#### [RECORDS FOR THE TASK]
━━━━━━━━━━━━━━━━━━━━━━━━━━━━━━

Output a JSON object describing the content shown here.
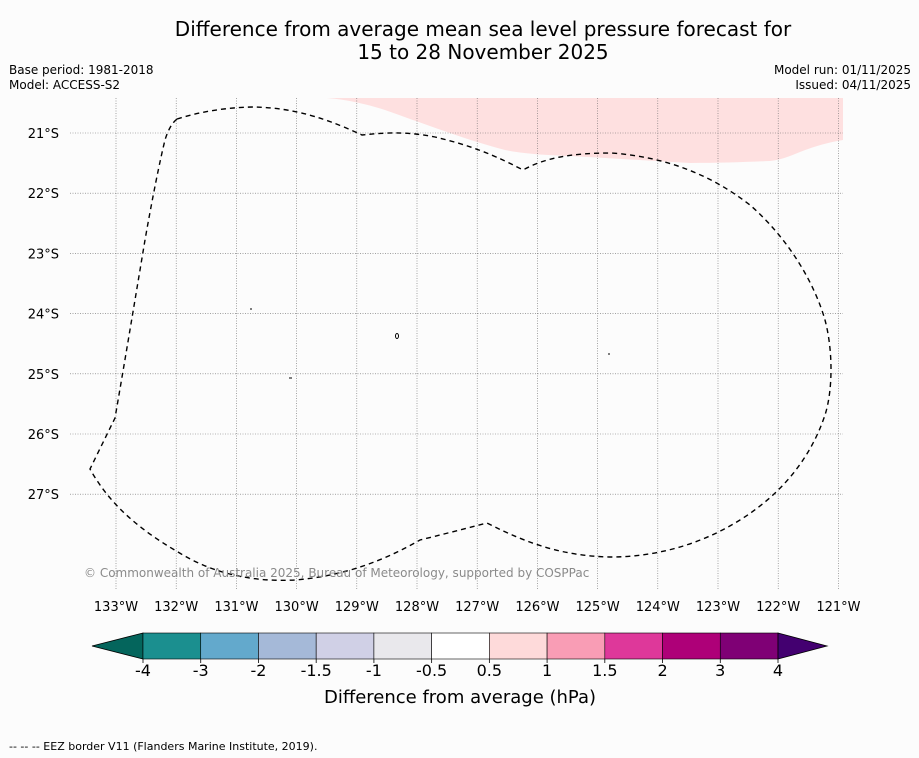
{
  "title_line1": "Difference from average mean sea level pressure forecast for",
  "title_line2": "15 to 28 November 2025",
  "base_period": "Base period: 1981-2018",
  "model": "Model: ACCESS-S2",
  "model_run": "Model run: 01/11/2025",
  "issued": "Issued: 04/11/2025",
  "copyright": "© Commonwealth of Australia 2025, Bureau of Meteorology, supported by COSPPac",
  "footer_legend": "-- -- -- EEZ border V11 (Flanders Marine Institute, 2019).",
  "chart_data": {
    "type": "map",
    "lon_ticks": [
      {
        "value": -133,
        "label": "133°W"
      },
      {
        "value": -132,
        "label": "132°W"
      },
      {
        "value": -131,
        "label": "131°W"
      },
      {
        "value": -130,
        "label": "130°W"
      },
      {
        "value": -129,
        "label": "129°W"
      },
      {
        "value": -128,
        "label": "128°W"
      },
      {
        "value": -127,
        "label": "127°W"
      },
      {
        "value": -126,
        "label": "126°W"
      },
      {
        "value": -125,
        "label": "125°W"
      },
      {
        "value": -124,
        "label": "124°W"
      },
      {
        "value": -123,
        "label": "123°W"
      },
      {
        "value": -122,
        "label": "122°W"
      },
      {
        "value": -121,
        "label": "121°W"
      }
    ],
    "lat_ticks": [
      {
        "value": -21,
        "label": "21°S"
      },
      {
        "value": -22,
        "label": "22°S"
      },
      {
        "value": -23,
        "label": "23°S"
      },
      {
        "value": -24,
        "label": "24°S"
      },
      {
        "value": -25,
        "label": "25°S"
      },
      {
        "value": -26,
        "label": "26°S"
      },
      {
        "value": -27,
        "label": "27°S"
      }
    ],
    "colorbar": {
      "label": "Difference from average (hPa)",
      "tick_labels": [
        "-4",
        "-3",
        "-2",
        "-1.5",
        "-1",
        "-0.5",
        "0.5",
        "1",
        "1.5",
        "2",
        "3",
        "4"
      ],
      "colors": [
        "#1b8f8f",
        "#63a9cc",
        "#a5b9d8",
        "#d0d0e6",
        "#e9e8ec",
        "#ffffff",
        "#fedada",
        "#f99db5",
        "#de389a",
        "#ae0078",
        "#7f0075"
      ],
      "extend_low_color": "#04655c",
      "extend_high_color": "#430070"
    },
    "shaded_region": {
      "category": "0.5 to 1",
      "color": "#fee0e0"
    }
  }
}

━━━━━━━━━━━━━━━━━━━━━━━━━━━━━━

#### [WHAT THE TASK REQUIRES]
Track down every line of the material containing the string "from", and copy it.

#### [COMPLETE ANSWER]
  "title_line1": "Difference from average mean sea level pressure forecast for",
      "label": "Difference from average (hPa)",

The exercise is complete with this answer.